RECORDS PROVIDED |
■ ■ ■ ■
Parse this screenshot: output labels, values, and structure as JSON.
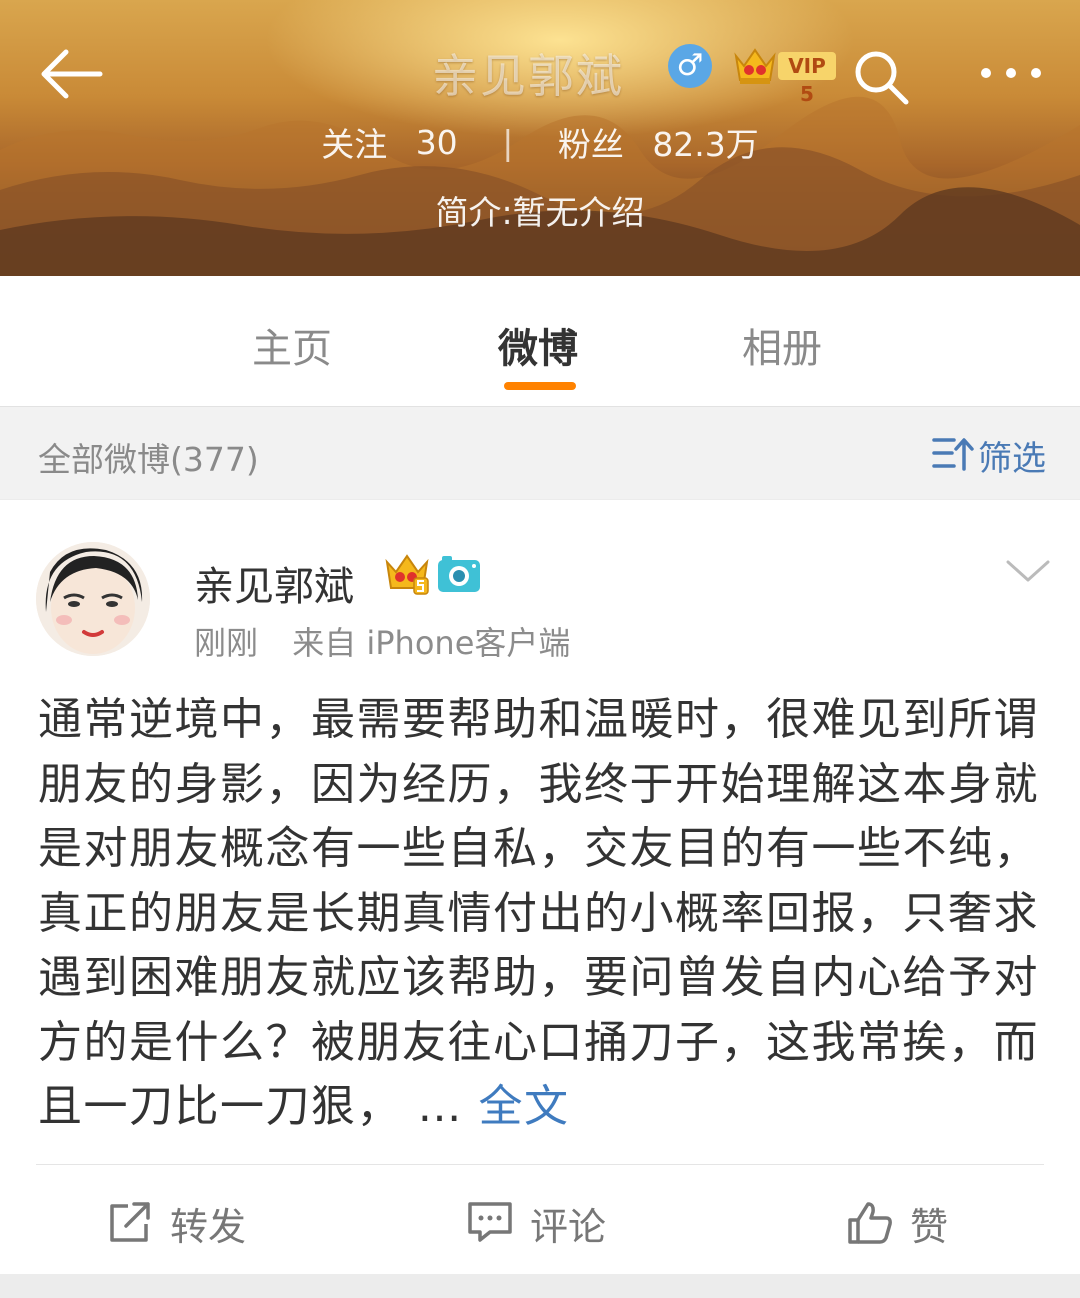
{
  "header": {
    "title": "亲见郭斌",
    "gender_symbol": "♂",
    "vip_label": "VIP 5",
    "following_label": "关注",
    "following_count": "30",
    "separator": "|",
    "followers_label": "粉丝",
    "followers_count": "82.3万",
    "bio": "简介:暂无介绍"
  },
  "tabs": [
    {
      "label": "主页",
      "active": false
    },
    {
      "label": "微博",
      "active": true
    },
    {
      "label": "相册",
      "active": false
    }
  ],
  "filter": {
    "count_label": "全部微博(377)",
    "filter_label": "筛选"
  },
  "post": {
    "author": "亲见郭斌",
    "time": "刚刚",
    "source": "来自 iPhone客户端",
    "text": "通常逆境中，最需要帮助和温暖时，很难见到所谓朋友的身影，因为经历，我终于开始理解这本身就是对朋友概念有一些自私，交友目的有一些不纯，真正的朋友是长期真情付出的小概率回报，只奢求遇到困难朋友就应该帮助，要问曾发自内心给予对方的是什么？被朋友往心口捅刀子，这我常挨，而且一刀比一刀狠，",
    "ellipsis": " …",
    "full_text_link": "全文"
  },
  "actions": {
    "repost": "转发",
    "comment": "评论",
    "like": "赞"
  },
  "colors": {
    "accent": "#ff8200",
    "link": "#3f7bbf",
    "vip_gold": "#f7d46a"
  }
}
■ ■ ■ ■
WHAT NEEDS TO BE DONE |
Transcribe the preceding listing in its entirety and with exact wording, leaving out pictures.

SOLUTION |
Parse this screenshot: output labels, values, and structure as JSON.
{
  "header": {
    "title": "亲见郭斌",
    "gender_symbol": "♂",
    "vip_label": "VIP 5",
    "following_label": "关注",
    "following_count": "30",
    "separator": "|",
    "followers_label": "粉丝",
    "followers_count": "82.3万",
    "bio": "简介:暂无介绍"
  },
  "tabs": [
    {
      "label": "主页",
      "active": false
    },
    {
      "label": "微博",
      "active": true
    },
    {
      "label": "相册",
      "active": false
    }
  ],
  "filter": {
    "count_label": "全部微博(377)",
    "filter_label": "筛选"
  },
  "post": {
    "author": "亲见郭斌",
    "time": "刚刚",
    "source": "来自 iPhone客户端",
    "text": "通常逆境中，最需要帮助和温暖时，很难见到所谓朋友的身影，因为经历，我终于开始理解这本身就是对朋友概念有一些自私，交友目的有一些不纯，真正的朋友是长期真情付出的小概率回报，只奢求遇到困难朋友就应该帮助，要问曾发自内心给予对方的是什么？被朋友往心口捅刀子，这我常挨，而且一刀比一刀狠，",
    "ellipsis": " …",
    "full_text_link": "全文"
  },
  "actions": {
    "repost": "转发",
    "comment": "评论",
    "like": "赞"
  },
  "colors": {
    "accent": "#ff8200",
    "link": "#3f7bbf",
    "vip_gold": "#f7d46a"
  }
}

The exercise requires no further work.